Say how many lines contain "What"; the answer is the number alone.

++++ Material to process ++++

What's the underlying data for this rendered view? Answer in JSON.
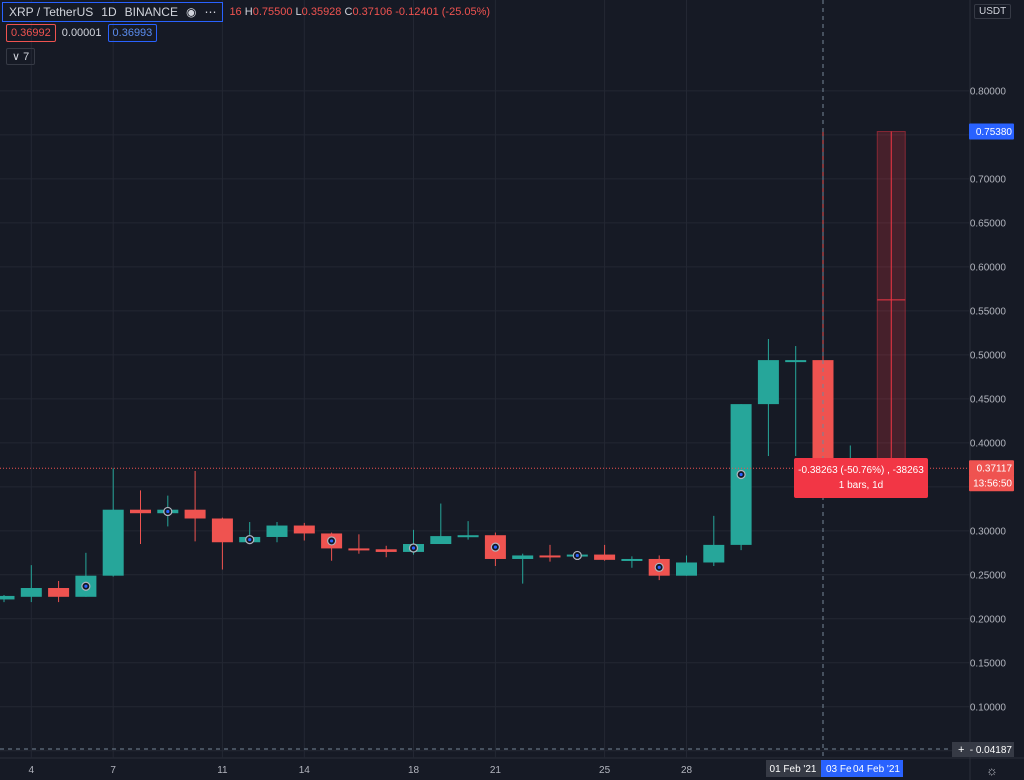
{
  "header": {
    "symbol": "XRP / TetherUS",
    "interval": "1D",
    "exchange": "BINANCE",
    "ohlc": {
      "o_partial": "16",
      "h_label": "H",
      "h": "0.75500",
      "l_label": "L",
      "l": "0.35928",
      "c_label": "C",
      "c": "0.37106",
      "change": "-0.12401 (-25.05%)"
    }
  },
  "quote": {
    "bid": "0.36992",
    "spread": "0.00001",
    "ask": "0.36993"
  },
  "indicators_count": "7",
  "currency": "USDT",
  "colors": {
    "up": "#26a69a",
    "down": "#ef5350",
    "background": "#161a25",
    "grid": "#232733",
    "axis_text": "#b2b5be",
    "highlight": "#2962ff"
  },
  "chart_data": {
    "type": "candlestick",
    "symbol": "XRP/USDT",
    "interval": "1D",
    "y_range": [
      0.0418,
      0.8385
    ],
    "y_ticks": [
      "0.80000",
      "0.75000",
      "0.70000",
      "0.65000",
      "0.60000",
      "0.55000",
      "0.50000",
      "0.45000",
      "0.40000",
      "0.35000",
      "0.30000",
      "0.25000",
      "0.20000",
      "0.15000",
      "0.10000",
      "0.05000"
    ],
    "x_ticks": [
      {
        "label": "4",
        "day": 4
      },
      {
        "label": "7",
        "day": 7
      },
      {
        "label": "11",
        "day": 11
      },
      {
        "label": "14",
        "day": 14
      },
      {
        "label": "18",
        "day": 18
      },
      {
        "label": "21",
        "day": 21
      },
      {
        "label": "25",
        "day": 25
      },
      {
        "label": "28",
        "day": 28
      }
    ],
    "candles": [
      {
        "day": 3,
        "o": 0.222,
        "h": 0.227,
        "l": 0.219,
        "c": 0.226
      },
      {
        "day": 4,
        "o": 0.225,
        "h": 0.261,
        "l": 0.219,
        "c": 0.235
      },
      {
        "day": 5,
        "o": 0.235,
        "h": 0.243,
        "l": 0.219,
        "c": 0.225
      },
      {
        "day": 6,
        "o": 0.225,
        "h": 0.275,
        "l": 0.225,
        "c": 0.249
      },
      {
        "day": 7,
        "o": 0.249,
        "h": 0.371,
        "l": 0.248,
        "c": 0.324
      },
      {
        "day": 8,
        "o": 0.324,
        "h": 0.346,
        "l": 0.285,
        "c": 0.32
      },
      {
        "day": 9,
        "o": 0.32,
        "h": 0.34,
        "l": 0.305,
        "c": 0.324
      },
      {
        "day": 10,
        "o": 0.324,
        "h": 0.368,
        "l": 0.288,
        "c": 0.314
      },
      {
        "day": 11,
        "o": 0.314,
        "h": 0.315,
        "l": 0.256,
        "c": 0.287
      },
      {
        "day": 12,
        "o": 0.287,
        "h": 0.31,
        "l": 0.285,
        "c": 0.293
      },
      {
        "day": 13,
        "o": 0.293,
        "h": 0.31,
        "l": 0.287,
        "c": 0.306
      },
      {
        "day": 14,
        "o": 0.306,
        "h": 0.309,
        "l": 0.289,
        "c": 0.297
      },
      {
        "day": 15,
        "o": 0.297,
        "h": 0.298,
        "l": 0.266,
        "c": 0.28
      },
      {
        "day": 16,
        "o": 0.28,
        "h": 0.296,
        "l": 0.274,
        "c": 0.279
      },
      {
        "day": 17,
        "o": 0.279,
        "h": 0.283,
        "l": 0.27,
        "c": 0.276
      },
      {
        "day": 18,
        "o": 0.276,
        "h": 0.301,
        "l": 0.273,
        "c": 0.285
      },
      {
        "day": 19,
        "o": 0.285,
        "h": 0.331,
        "l": 0.285,
        "c": 0.294
      },
      {
        "day": 20,
        "o": 0.294,
        "h": 0.311,
        "l": 0.29,
        "c": 0.295
      },
      {
        "day": 21,
        "o": 0.295,
        "h": 0.298,
        "l": 0.26,
        "c": 0.268
      },
      {
        "day": 22,
        "o": 0.268,
        "h": 0.274,
        "l": 0.24,
        "c": 0.272
      },
      {
        "day": 23,
        "o": 0.272,
        "h": 0.284,
        "l": 0.265,
        "c": 0.271
      },
      {
        "day": 24,
        "o": 0.271,
        "h": 0.276,
        "l": 0.268,
        "c": 0.273
      },
      {
        "day": 25,
        "o": 0.273,
        "h": 0.284,
        "l": 0.266,
        "c": 0.267
      },
      {
        "day": 26,
        "o": 0.267,
        "h": 0.271,
        "l": 0.258,
        "c": 0.268
      },
      {
        "day": 27,
        "o": 0.268,
        "h": 0.272,
        "l": 0.244,
        "c": 0.249
      },
      {
        "day": 28,
        "o": 0.249,
        "h": 0.272,
        "l": 0.249,
        "c": 0.264
      },
      {
        "day": 29,
        "o": 0.264,
        "h": 0.317,
        "l": 0.26,
        "c": 0.284
      },
      {
        "day": 30,
        "o": 0.284,
        "h": 0.444,
        "l": 0.278,
        "c": 0.444
      },
      {
        "day": 31,
        "o": 0.444,
        "h": 0.518,
        "l": 0.385,
        "c": 0.494
      },
      {
        "day": 32,
        "o": 0.494,
        "h": 0.51,
        "l": 0.385,
        "c": 0.494
      },
      {
        "day": 33,
        "o": 0.494,
        "h": 0.755,
        "l": 0.359,
        "c": 0.371
      },
      {
        "day": 34,
        "o": 0.371,
        "h": 0.397,
        "l": 0.365,
        "c": 0.372
      }
    ],
    "event_markers": [
      6,
      9,
      12,
      15,
      18,
      21,
      24,
      27,
      30,
      34
    ],
    "current_price": 0.37117,
    "measure": {
      "from_price": 0.7538,
      "to_price": 0.37117,
      "day": 35.5,
      "label_line1": "-0.38263 (-50.76%) , -38263",
      "label_line2": "1 bars, 1d"
    },
    "crosshair_day": 33
  },
  "price_axis": {
    "current_label": "0.37117",
    "countdown": "13:56:50",
    "measure_top_label": "0.75380",
    "crosshair_value": "0.04187"
  },
  "time_axis": {
    "crosshair_date": "01 Feb '21",
    "range_start": "03 Fe",
    "range_end": "04 Feb '21"
  }
}
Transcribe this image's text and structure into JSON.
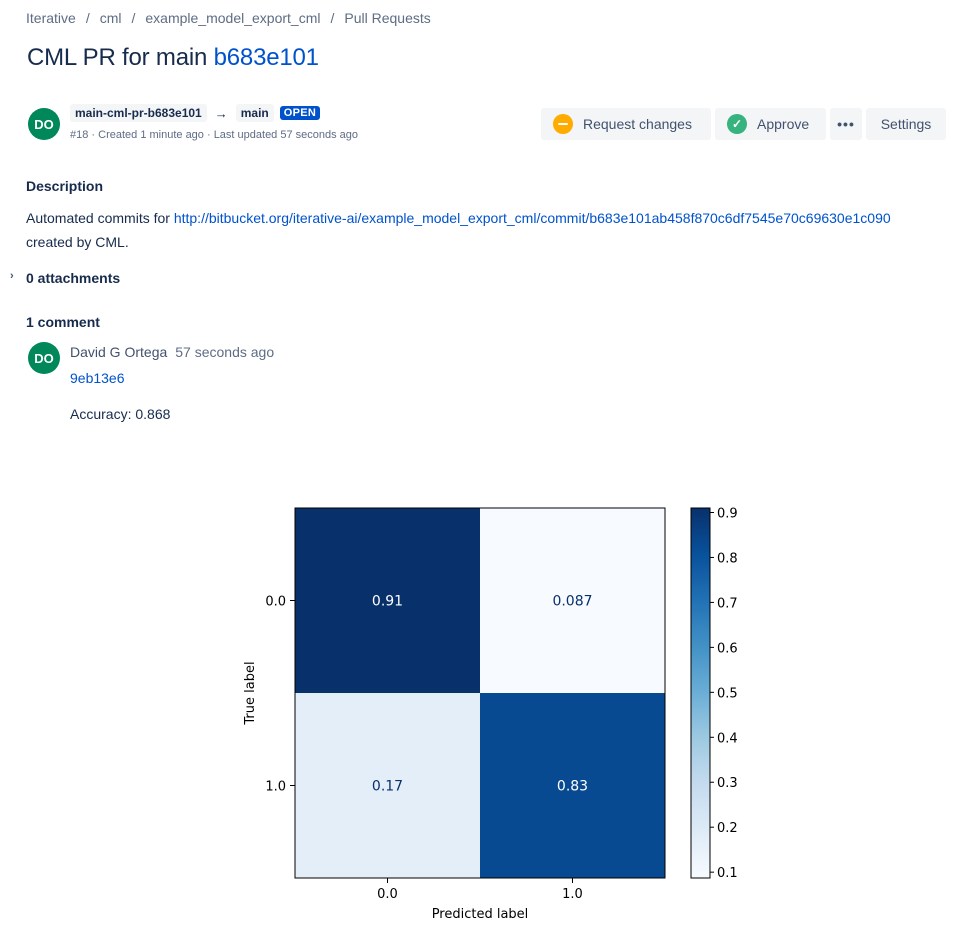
{
  "breadcrumb": [
    "Iterative",
    "cml",
    "example_model_export_cml",
    "Pull Requests"
  ],
  "title": {
    "prefix": "CML PR for main",
    "hash": "b683e101"
  },
  "pr": {
    "avatar_initials": "DO",
    "source_branch": "main-cml-pr-b683e101",
    "target_branch": "main",
    "status": "OPEN",
    "meta": "#18 · Created 1 minute ago · Last updated 57 seconds ago"
  },
  "actions": {
    "request_changes": "Request changes",
    "approve": "Approve",
    "more": "•••",
    "settings": "Settings"
  },
  "description": {
    "heading": "Description",
    "text_before": "Automated commits for ",
    "link": "http://bitbucket.org/iterative-ai/example_model_export_cml/commit/b683e101ab458f870c6df7545e70c69630e1c090",
    "text_after": "created by CML."
  },
  "attachments": {
    "label": "0 attachments"
  },
  "comments": {
    "heading": "1 comment",
    "items": [
      {
        "avatar_initials": "DO",
        "author": "David G Ortega",
        "time": "57 seconds ago",
        "commit": "9eb13e6",
        "accuracy": "Accuracy: 0.868"
      }
    ]
  },
  "colors": {
    "link": "#0052CC",
    "avatar": "#00875A",
    "open_lozenge": "#0052CC"
  },
  "chart_data": {
    "type": "heatmap",
    "x_categories": [
      "0.0",
      "1.0"
    ],
    "y_categories": [
      "0.0",
      "1.0"
    ],
    "values": [
      [
        0.91,
        0.087
      ],
      [
        0.17,
        0.83
      ]
    ],
    "value_labels": [
      [
        "0.91",
        "0.087"
      ],
      [
        "0.17",
        "0.83"
      ]
    ],
    "xlabel": "Predicted label",
    "ylabel": "True label",
    "colormap": "Blues",
    "colorbar": {
      "min": 0.087,
      "max": 0.91,
      "ticks": [
        "0.1",
        "0.2",
        "0.3",
        "0.4",
        "0.5",
        "0.6",
        "0.7",
        "0.8",
        "0.9"
      ]
    }
  }
}
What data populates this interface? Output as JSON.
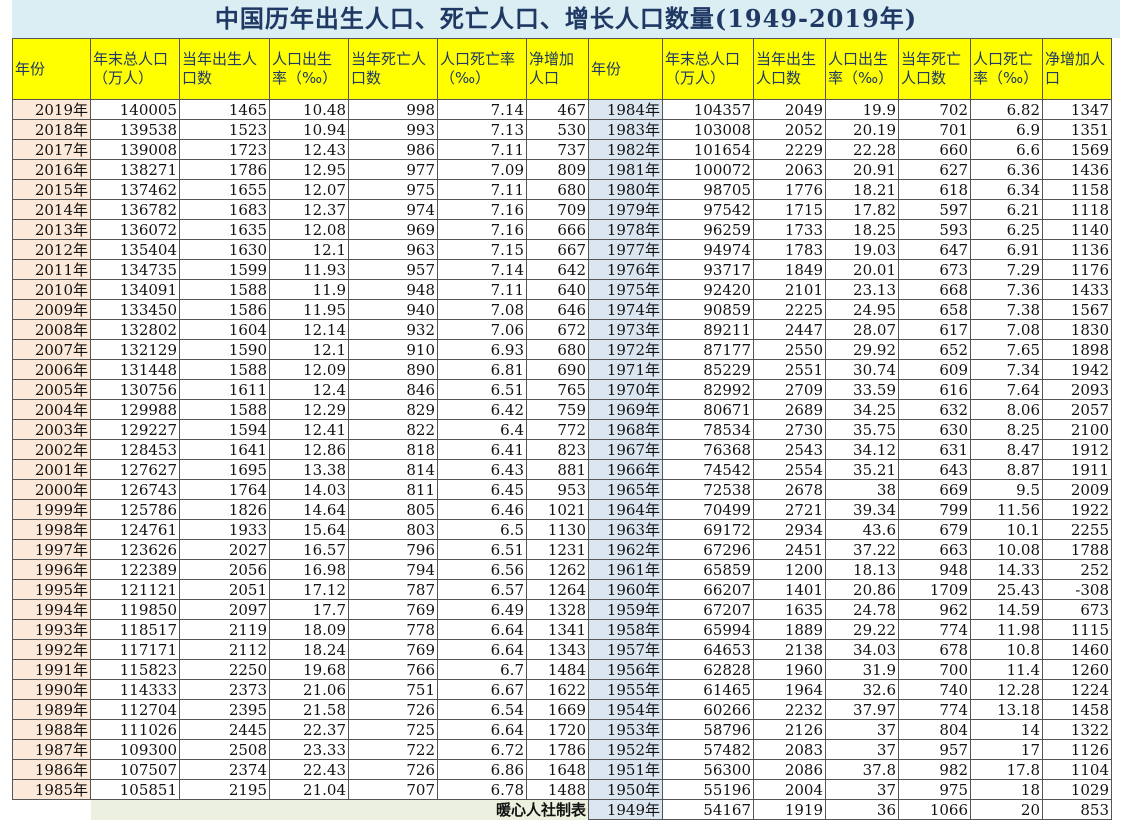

++++

Task solution:
2